#### Exercise objective
Copy out the lines that have "SUMMARY" in them.
+++
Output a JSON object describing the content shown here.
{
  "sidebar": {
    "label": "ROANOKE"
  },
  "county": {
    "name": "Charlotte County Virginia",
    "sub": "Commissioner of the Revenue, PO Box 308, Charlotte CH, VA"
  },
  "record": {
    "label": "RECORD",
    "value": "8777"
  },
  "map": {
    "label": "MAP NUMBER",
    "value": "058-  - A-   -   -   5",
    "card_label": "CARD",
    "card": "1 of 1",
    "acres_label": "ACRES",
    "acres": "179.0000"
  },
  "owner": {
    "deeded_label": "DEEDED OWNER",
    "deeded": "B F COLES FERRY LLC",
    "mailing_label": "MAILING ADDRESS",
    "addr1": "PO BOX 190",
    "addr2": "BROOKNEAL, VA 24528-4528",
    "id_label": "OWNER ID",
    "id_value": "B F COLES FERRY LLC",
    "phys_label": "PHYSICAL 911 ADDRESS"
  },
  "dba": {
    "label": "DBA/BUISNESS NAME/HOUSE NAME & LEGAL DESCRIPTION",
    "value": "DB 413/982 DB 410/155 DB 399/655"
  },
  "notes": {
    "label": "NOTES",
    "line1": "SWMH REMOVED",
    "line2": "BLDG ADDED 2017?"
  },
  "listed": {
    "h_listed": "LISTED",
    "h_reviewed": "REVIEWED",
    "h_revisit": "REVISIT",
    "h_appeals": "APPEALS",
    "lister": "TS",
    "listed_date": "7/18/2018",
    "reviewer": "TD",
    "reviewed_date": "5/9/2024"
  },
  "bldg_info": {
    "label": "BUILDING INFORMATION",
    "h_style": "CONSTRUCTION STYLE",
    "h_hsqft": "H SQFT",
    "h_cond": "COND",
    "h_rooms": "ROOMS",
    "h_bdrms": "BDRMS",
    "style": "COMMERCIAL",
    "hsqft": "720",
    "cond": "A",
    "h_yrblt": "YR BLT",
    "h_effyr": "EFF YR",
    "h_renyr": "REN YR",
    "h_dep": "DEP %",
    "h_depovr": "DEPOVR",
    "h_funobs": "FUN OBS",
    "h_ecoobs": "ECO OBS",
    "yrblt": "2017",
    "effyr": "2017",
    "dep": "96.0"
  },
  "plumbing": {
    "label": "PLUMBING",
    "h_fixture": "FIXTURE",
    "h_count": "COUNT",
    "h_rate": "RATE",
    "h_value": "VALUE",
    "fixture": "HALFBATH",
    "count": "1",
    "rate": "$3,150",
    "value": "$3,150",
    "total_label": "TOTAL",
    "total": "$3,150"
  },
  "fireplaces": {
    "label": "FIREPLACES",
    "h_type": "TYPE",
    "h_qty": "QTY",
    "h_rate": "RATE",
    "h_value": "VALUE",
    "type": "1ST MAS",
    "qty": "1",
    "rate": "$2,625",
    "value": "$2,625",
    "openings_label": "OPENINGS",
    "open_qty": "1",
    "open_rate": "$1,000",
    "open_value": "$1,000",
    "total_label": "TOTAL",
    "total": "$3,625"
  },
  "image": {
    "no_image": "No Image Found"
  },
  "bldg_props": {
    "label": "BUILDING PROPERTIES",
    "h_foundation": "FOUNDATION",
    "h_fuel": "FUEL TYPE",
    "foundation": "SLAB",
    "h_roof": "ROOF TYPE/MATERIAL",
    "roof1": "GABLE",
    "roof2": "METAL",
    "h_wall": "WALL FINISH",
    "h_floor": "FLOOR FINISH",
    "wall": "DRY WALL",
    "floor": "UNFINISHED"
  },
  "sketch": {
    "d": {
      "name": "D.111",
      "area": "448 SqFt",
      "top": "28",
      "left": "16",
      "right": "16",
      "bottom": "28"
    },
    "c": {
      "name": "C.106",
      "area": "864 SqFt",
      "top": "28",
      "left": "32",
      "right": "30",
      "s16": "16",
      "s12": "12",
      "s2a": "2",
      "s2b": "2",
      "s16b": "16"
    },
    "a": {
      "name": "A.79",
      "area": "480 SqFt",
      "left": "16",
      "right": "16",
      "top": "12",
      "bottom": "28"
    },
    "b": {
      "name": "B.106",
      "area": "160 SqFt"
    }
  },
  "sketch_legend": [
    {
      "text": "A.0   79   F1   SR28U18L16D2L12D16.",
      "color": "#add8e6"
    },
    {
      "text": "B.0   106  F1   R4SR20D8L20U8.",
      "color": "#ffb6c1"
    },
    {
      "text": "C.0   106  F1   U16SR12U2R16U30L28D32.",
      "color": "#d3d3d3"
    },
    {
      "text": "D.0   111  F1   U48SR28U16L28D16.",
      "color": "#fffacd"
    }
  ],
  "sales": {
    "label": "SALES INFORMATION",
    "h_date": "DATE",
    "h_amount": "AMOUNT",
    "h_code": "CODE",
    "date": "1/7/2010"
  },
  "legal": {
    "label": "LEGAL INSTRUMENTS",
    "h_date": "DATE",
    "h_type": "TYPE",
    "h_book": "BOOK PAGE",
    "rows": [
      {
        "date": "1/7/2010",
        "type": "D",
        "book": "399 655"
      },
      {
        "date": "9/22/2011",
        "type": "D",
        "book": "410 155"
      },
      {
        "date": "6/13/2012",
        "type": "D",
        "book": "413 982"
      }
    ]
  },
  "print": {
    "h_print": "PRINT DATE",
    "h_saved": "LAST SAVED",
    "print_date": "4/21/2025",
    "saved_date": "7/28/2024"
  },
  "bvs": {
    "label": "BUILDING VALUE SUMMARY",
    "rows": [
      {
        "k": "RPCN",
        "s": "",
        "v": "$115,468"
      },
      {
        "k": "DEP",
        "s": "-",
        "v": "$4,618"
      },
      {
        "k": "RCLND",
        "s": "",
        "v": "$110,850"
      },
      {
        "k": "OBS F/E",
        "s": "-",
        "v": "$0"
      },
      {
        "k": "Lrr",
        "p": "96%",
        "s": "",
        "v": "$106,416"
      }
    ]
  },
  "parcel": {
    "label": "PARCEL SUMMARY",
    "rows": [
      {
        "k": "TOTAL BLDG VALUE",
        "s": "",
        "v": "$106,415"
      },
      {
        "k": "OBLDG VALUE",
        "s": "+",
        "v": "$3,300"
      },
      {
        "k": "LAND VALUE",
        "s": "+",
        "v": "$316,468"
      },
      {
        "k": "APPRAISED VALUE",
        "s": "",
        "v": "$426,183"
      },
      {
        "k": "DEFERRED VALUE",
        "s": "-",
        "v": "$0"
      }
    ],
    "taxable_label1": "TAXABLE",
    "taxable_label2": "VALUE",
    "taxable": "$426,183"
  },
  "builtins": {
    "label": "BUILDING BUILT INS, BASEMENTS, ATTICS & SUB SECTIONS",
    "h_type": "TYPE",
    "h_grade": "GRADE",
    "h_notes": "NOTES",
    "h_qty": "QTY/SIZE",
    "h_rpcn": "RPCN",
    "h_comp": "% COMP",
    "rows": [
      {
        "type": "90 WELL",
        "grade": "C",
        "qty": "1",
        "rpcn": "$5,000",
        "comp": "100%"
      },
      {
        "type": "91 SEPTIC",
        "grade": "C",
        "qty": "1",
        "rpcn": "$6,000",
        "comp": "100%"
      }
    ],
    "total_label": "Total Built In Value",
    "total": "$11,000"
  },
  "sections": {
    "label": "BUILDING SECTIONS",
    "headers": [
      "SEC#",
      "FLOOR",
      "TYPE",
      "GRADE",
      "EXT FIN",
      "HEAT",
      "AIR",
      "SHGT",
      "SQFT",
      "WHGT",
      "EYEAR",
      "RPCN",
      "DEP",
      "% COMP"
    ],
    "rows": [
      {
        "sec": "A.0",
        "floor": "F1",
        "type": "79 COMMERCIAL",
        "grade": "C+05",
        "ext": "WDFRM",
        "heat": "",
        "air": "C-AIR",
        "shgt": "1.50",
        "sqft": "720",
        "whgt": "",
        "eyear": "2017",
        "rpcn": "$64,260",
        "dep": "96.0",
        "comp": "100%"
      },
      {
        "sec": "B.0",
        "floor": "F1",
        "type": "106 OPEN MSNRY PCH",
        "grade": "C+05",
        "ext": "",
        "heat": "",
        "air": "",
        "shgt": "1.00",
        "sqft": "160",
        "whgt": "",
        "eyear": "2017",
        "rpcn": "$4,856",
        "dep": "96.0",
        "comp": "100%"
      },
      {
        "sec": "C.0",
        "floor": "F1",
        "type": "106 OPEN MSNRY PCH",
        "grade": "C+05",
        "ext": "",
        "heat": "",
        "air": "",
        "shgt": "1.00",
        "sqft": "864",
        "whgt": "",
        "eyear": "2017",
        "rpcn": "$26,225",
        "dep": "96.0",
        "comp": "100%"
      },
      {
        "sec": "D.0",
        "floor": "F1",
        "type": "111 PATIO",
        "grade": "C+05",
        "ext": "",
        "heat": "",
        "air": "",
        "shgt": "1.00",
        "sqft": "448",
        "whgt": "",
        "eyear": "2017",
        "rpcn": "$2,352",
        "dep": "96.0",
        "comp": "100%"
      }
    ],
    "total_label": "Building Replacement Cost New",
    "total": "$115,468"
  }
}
+++
#### Result
    "label": "BUILDING VALUE SUMMARY",
    "label": "PARCEL SUMMARY",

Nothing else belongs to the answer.